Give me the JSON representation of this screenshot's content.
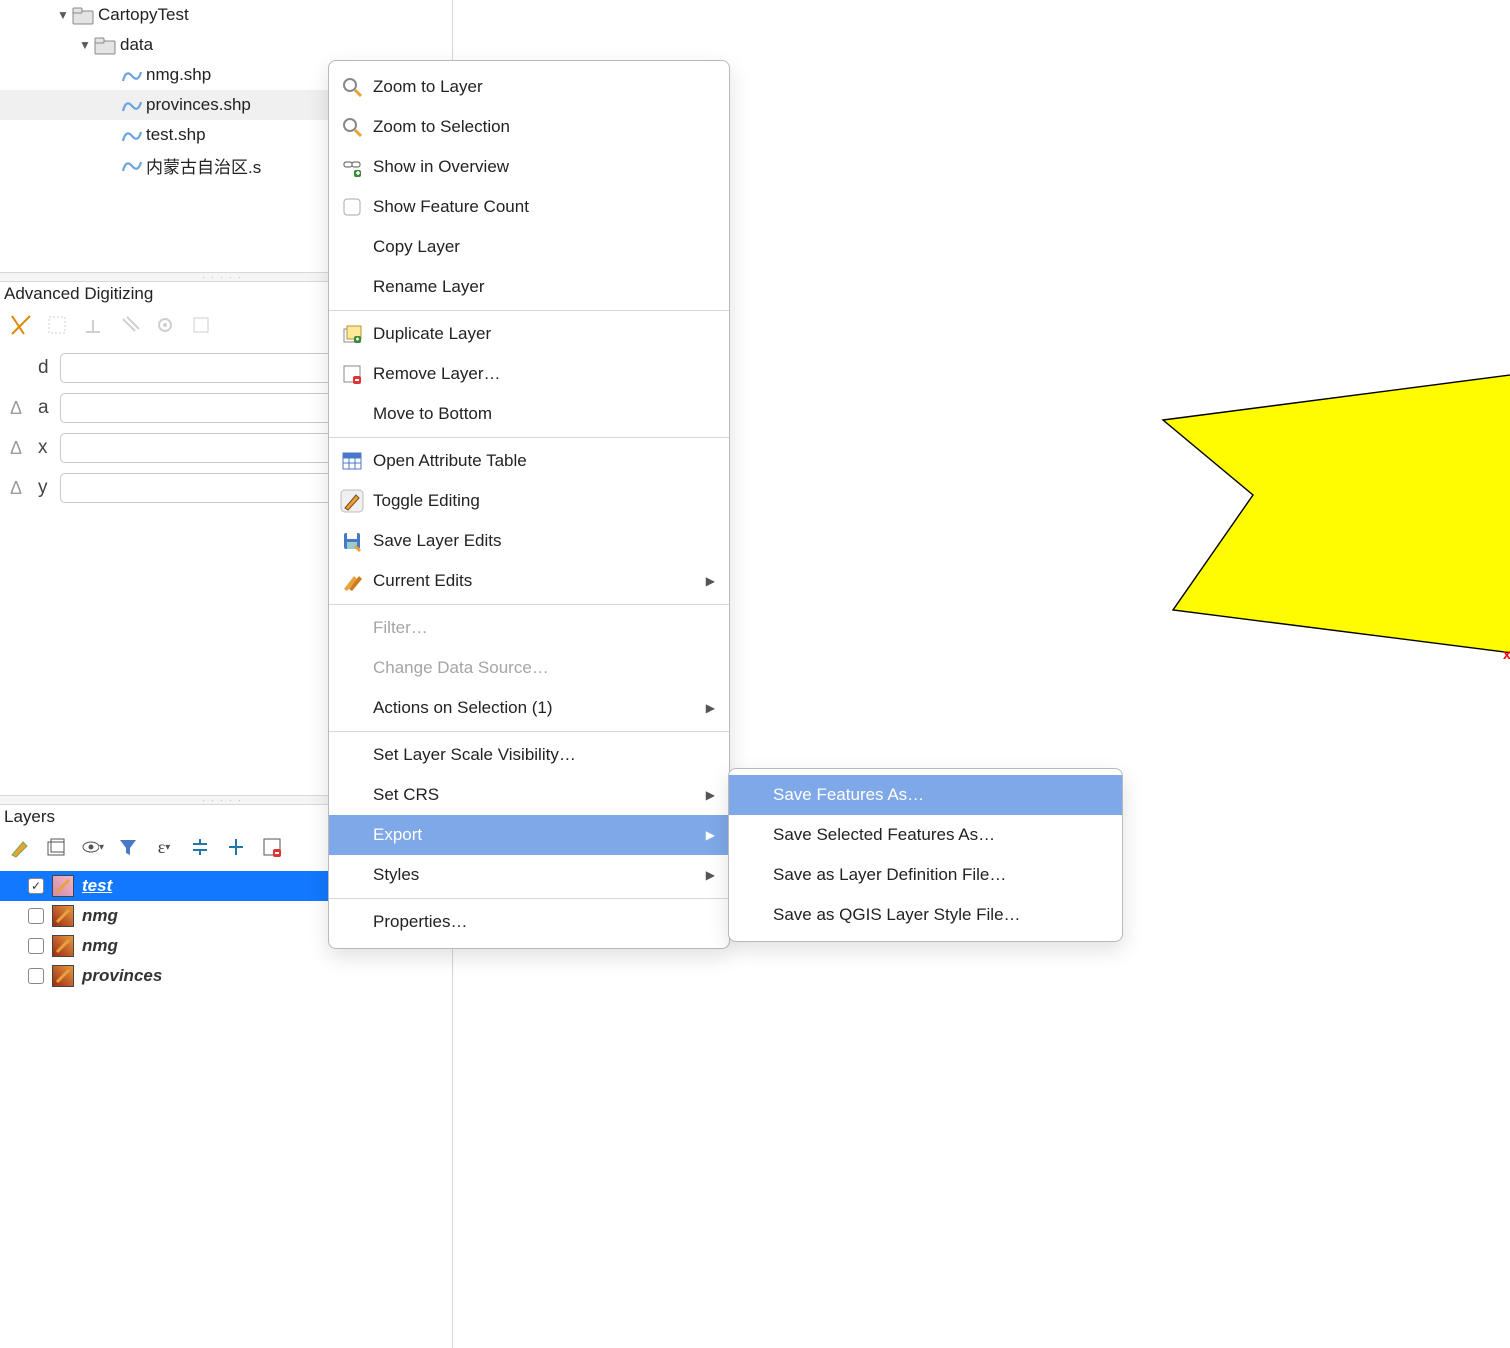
{
  "browser": {
    "root": "CartopyTest",
    "folder": "data",
    "files": [
      "nmg.shp",
      "provinces.shp",
      "test.shp",
      "内蒙古自治区.s"
    ],
    "selected_index": 1
  },
  "adv_panel": {
    "title": "Advanced Digitizing",
    "rows": [
      {
        "sym": "",
        "lab": "d",
        "value": ""
      },
      {
        "sym": "Δ",
        "lab": "a",
        "value": ""
      },
      {
        "sym": "Δ",
        "lab": "x",
        "value": ""
      },
      {
        "sym": "Δ",
        "lab": "y",
        "value": ""
      }
    ]
  },
  "layers_panel": {
    "title": "Layers",
    "items": [
      {
        "name": "test",
        "checked": true,
        "selected": true,
        "swatch": "pink"
      },
      {
        "name": "nmg",
        "checked": false,
        "selected": false,
        "swatch": "brown"
      },
      {
        "name": "nmg",
        "checked": false,
        "selected": false,
        "swatch": "brown"
      },
      {
        "name": "provinces",
        "checked": false,
        "selected": false,
        "swatch": "brown"
      }
    ]
  },
  "context_menu": {
    "items": [
      {
        "label": "Zoom to Layer",
        "icon": "zoom"
      },
      {
        "label": "Zoom to Selection",
        "icon": "zoom"
      },
      {
        "label": "Show in Overview",
        "icon": "eye"
      },
      {
        "label": "Show Feature Count",
        "icon": "checkbox"
      },
      {
        "label": "Copy Layer",
        "icon": ""
      },
      {
        "label": "Rename Layer",
        "icon": ""
      },
      {
        "sep": true
      },
      {
        "label": "Duplicate Layer",
        "icon": "dup"
      },
      {
        "label": "Remove Layer…",
        "icon": "remove"
      },
      {
        "label": "Move to Bottom",
        "icon": ""
      },
      {
        "sep": true
      },
      {
        "label": "Open Attribute Table",
        "icon": "table"
      },
      {
        "label": "Toggle Editing",
        "icon": "pencil-boxed"
      },
      {
        "label": "Save Layer Edits",
        "icon": "save"
      },
      {
        "label": "Current Edits",
        "icon": "pencils",
        "submenu": true
      },
      {
        "sep": true
      },
      {
        "label": "Filter…",
        "icon": "",
        "disabled": true
      },
      {
        "label": "Change Data Source…",
        "icon": "",
        "disabled": true
      },
      {
        "label": "Actions on Selection (1)",
        "icon": "",
        "submenu": true
      },
      {
        "sep": true
      },
      {
        "label": "Set Layer Scale Visibility…",
        "icon": ""
      },
      {
        "label": "Set CRS",
        "icon": "",
        "submenu": true
      },
      {
        "label": "Export",
        "icon": "",
        "submenu": true,
        "hover": true
      },
      {
        "label": "Styles",
        "icon": "",
        "submenu": true
      },
      {
        "sep": true
      },
      {
        "label": "Properties…",
        "icon": ""
      }
    ]
  },
  "submenu": {
    "items": [
      {
        "label": "Save Features As…",
        "hover": true
      },
      {
        "label": "Save Selected Features As…"
      },
      {
        "label": "Save as Layer Definition File…"
      },
      {
        "label": "Save as QGIS Layer Style File…"
      }
    ]
  }
}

----------------

Brief
Repeat the material above word for word, please, apart from its images.

Full solution
Give me the JSON representation of this screenshot's content.
{
  "browser": {
    "root": "CartopyTest",
    "folder": "data",
    "files": [
      "nmg.shp",
      "provinces.shp",
      "test.shp",
      "内蒙古自治区.s"
    ],
    "selected_index": 1
  },
  "adv_panel": {
    "title": "Advanced Digitizing",
    "rows": [
      {
        "sym": "",
        "lab": "d",
        "value": ""
      },
      {
        "sym": "Δ",
        "lab": "a",
        "value": ""
      },
      {
        "sym": "Δ",
        "lab": "x",
        "value": ""
      },
      {
        "sym": "Δ",
        "lab": "y",
        "value": ""
      }
    ]
  },
  "layers_panel": {
    "title": "Layers",
    "items": [
      {
        "name": "test",
        "checked": true,
        "selected": true,
        "swatch": "pink"
      },
      {
        "name": "nmg",
        "checked": false,
        "selected": false,
        "swatch": "brown"
      },
      {
        "name": "nmg",
        "checked": false,
        "selected": false,
        "swatch": "brown"
      },
      {
        "name": "provinces",
        "checked": false,
        "selected": false,
        "swatch": "brown"
      }
    ]
  },
  "context_menu": {
    "items": [
      {
        "label": "Zoom to Layer",
        "icon": "zoom"
      },
      {
        "label": "Zoom to Selection",
        "icon": "zoom"
      },
      {
        "label": "Show in Overview",
        "icon": "eye"
      },
      {
        "label": "Show Feature Count",
        "icon": "checkbox"
      },
      {
        "label": "Copy Layer",
        "icon": ""
      },
      {
        "label": "Rename Layer",
        "icon": ""
      },
      {
        "sep": true
      },
      {
        "label": "Duplicate Layer",
        "icon": "dup"
      },
      {
        "label": "Remove Layer…",
        "icon": "remove"
      },
      {
        "label": "Move to Bottom",
        "icon": ""
      },
      {
        "sep": true
      },
      {
        "label": "Open Attribute Table",
        "icon": "table"
      },
      {
        "label": "Toggle Editing",
        "icon": "pencil-boxed"
      },
      {
        "label": "Save Layer Edits",
        "icon": "save"
      },
      {
        "label": "Current Edits",
        "icon": "pencils",
        "submenu": true
      },
      {
        "sep": true
      },
      {
        "label": "Filter…",
        "icon": "",
        "disabled": true
      },
      {
        "label": "Change Data Source…",
        "icon": "",
        "disabled": true
      },
      {
        "label": "Actions on Selection (1)",
        "icon": "",
        "submenu": true
      },
      {
        "sep": true
      },
      {
        "label": "Set Layer Scale Visibility…",
        "icon": ""
      },
      {
        "label": "Set CRS",
        "icon": "",
        "submenu": true
      },
      {
        "label": "Export",
        "icon": "",
        "submenu": true,
        "hover": true
      },
      {
        "label": "Styles",
        "icon": "",
        "submenu": true
      },
      {
        "sep": true
      },
      {
        "label": "Properties…",
        "icon": ""
      }
    ]
  },
  "submenu": {
    "items": [
      {
        "label": "Save Features As…",
        "hover": true
      },
      {
        "label": "Save Selected Features As…"
      },
      {
        "label": "Save as Layer Definition File…"
      },
      {
        "label": "Save as QGIS Layer Style File…"
      }
    ]
  }
}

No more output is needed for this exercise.